Looking at the data below, count the lines that contain the string "title". Write only the total.
════════════════
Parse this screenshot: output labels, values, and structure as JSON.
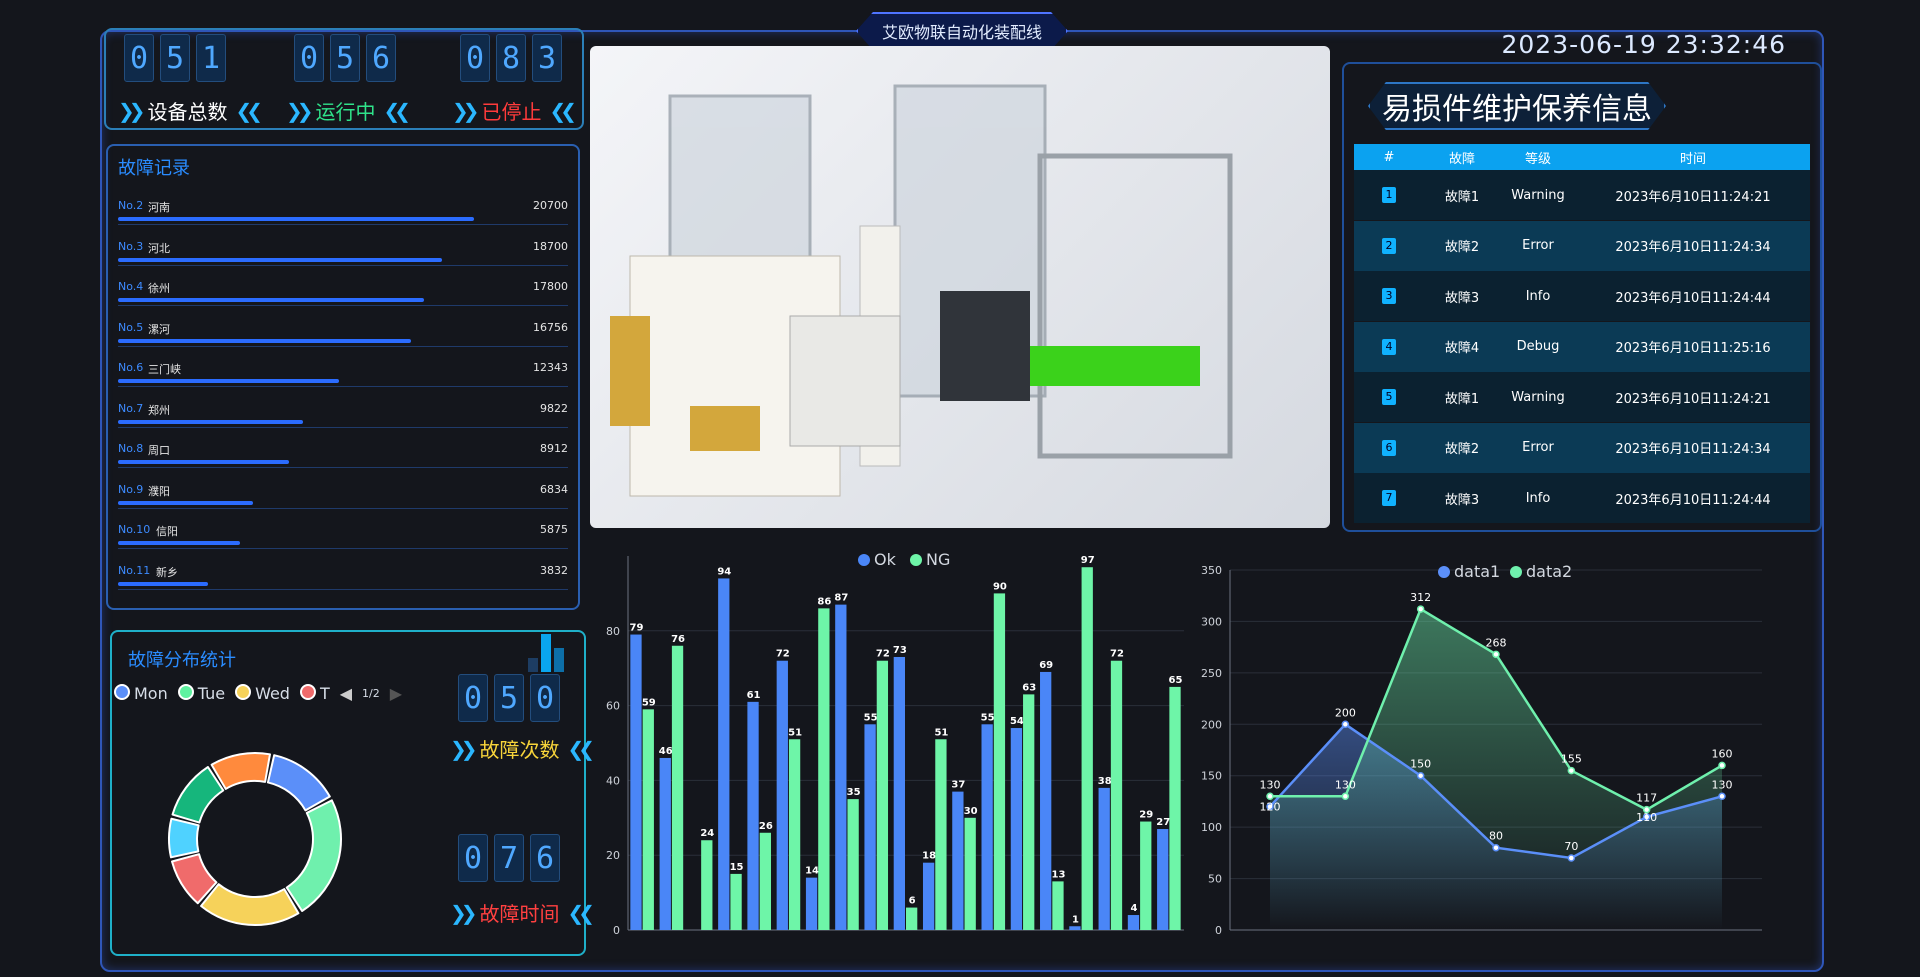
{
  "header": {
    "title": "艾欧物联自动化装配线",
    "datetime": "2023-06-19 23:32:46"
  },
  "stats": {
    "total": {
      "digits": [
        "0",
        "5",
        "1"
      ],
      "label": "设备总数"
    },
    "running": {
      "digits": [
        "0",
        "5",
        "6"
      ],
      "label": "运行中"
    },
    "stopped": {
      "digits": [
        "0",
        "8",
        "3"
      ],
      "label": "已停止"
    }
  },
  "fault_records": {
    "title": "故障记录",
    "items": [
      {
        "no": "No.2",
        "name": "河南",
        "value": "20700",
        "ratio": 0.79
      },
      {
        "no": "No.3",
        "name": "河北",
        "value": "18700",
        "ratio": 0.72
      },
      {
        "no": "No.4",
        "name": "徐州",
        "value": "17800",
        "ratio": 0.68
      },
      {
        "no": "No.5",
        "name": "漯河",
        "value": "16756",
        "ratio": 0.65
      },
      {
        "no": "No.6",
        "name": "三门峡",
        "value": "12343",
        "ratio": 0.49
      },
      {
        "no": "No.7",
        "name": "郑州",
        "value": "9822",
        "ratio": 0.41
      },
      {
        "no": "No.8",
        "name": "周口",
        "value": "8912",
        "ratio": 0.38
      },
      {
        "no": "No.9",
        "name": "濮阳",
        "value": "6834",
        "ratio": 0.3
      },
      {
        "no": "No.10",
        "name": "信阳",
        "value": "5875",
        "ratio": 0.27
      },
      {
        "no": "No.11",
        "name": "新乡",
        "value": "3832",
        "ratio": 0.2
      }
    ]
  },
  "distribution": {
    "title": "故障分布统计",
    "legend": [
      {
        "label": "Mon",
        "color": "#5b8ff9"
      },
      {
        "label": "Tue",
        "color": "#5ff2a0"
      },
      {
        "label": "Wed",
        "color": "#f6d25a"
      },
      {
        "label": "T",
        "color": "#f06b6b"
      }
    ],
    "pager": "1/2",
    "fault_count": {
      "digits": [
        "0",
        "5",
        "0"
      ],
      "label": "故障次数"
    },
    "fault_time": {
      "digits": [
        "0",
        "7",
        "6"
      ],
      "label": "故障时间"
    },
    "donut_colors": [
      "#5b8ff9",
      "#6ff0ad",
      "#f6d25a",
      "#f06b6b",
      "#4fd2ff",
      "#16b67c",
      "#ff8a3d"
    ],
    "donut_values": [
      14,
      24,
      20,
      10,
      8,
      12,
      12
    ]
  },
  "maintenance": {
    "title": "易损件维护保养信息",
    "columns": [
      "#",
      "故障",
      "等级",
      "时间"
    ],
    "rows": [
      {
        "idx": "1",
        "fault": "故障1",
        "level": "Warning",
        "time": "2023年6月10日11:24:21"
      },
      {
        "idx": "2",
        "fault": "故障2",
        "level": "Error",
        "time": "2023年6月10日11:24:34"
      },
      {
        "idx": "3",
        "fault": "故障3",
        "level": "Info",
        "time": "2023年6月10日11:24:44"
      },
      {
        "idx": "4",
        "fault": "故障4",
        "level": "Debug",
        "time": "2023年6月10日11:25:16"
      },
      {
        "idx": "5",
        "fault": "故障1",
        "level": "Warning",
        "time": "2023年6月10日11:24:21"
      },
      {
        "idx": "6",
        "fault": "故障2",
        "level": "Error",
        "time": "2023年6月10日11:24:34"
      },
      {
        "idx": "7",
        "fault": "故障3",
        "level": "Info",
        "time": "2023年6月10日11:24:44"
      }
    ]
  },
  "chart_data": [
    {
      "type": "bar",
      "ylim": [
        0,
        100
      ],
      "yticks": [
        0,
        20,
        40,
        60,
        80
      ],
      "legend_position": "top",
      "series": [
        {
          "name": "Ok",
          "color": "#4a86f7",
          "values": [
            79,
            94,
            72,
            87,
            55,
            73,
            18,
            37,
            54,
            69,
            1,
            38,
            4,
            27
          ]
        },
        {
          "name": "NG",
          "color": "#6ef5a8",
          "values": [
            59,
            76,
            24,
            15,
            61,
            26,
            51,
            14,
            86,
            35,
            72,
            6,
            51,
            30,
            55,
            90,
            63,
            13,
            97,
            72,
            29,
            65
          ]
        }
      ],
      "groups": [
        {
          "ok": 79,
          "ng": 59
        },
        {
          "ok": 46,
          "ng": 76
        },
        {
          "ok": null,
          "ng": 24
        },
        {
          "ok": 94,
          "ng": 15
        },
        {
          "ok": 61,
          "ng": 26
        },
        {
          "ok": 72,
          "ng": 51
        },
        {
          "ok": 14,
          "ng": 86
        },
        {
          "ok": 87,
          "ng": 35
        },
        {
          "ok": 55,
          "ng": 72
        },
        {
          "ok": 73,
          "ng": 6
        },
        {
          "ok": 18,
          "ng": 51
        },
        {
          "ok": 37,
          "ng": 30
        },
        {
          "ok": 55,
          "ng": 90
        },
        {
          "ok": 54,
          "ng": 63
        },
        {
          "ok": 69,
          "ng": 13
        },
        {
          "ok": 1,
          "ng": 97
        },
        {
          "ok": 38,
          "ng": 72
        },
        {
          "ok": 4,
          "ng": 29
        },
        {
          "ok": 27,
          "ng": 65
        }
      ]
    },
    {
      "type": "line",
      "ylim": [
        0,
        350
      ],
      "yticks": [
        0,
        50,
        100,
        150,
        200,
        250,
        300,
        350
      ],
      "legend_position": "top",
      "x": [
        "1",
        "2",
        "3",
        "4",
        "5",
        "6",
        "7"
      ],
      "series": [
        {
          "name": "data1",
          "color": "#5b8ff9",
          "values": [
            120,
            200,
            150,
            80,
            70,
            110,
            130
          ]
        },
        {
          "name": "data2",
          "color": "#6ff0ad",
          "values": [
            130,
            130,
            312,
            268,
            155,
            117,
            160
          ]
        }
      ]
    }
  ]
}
════════════════
EXPECTED ANSWER:
4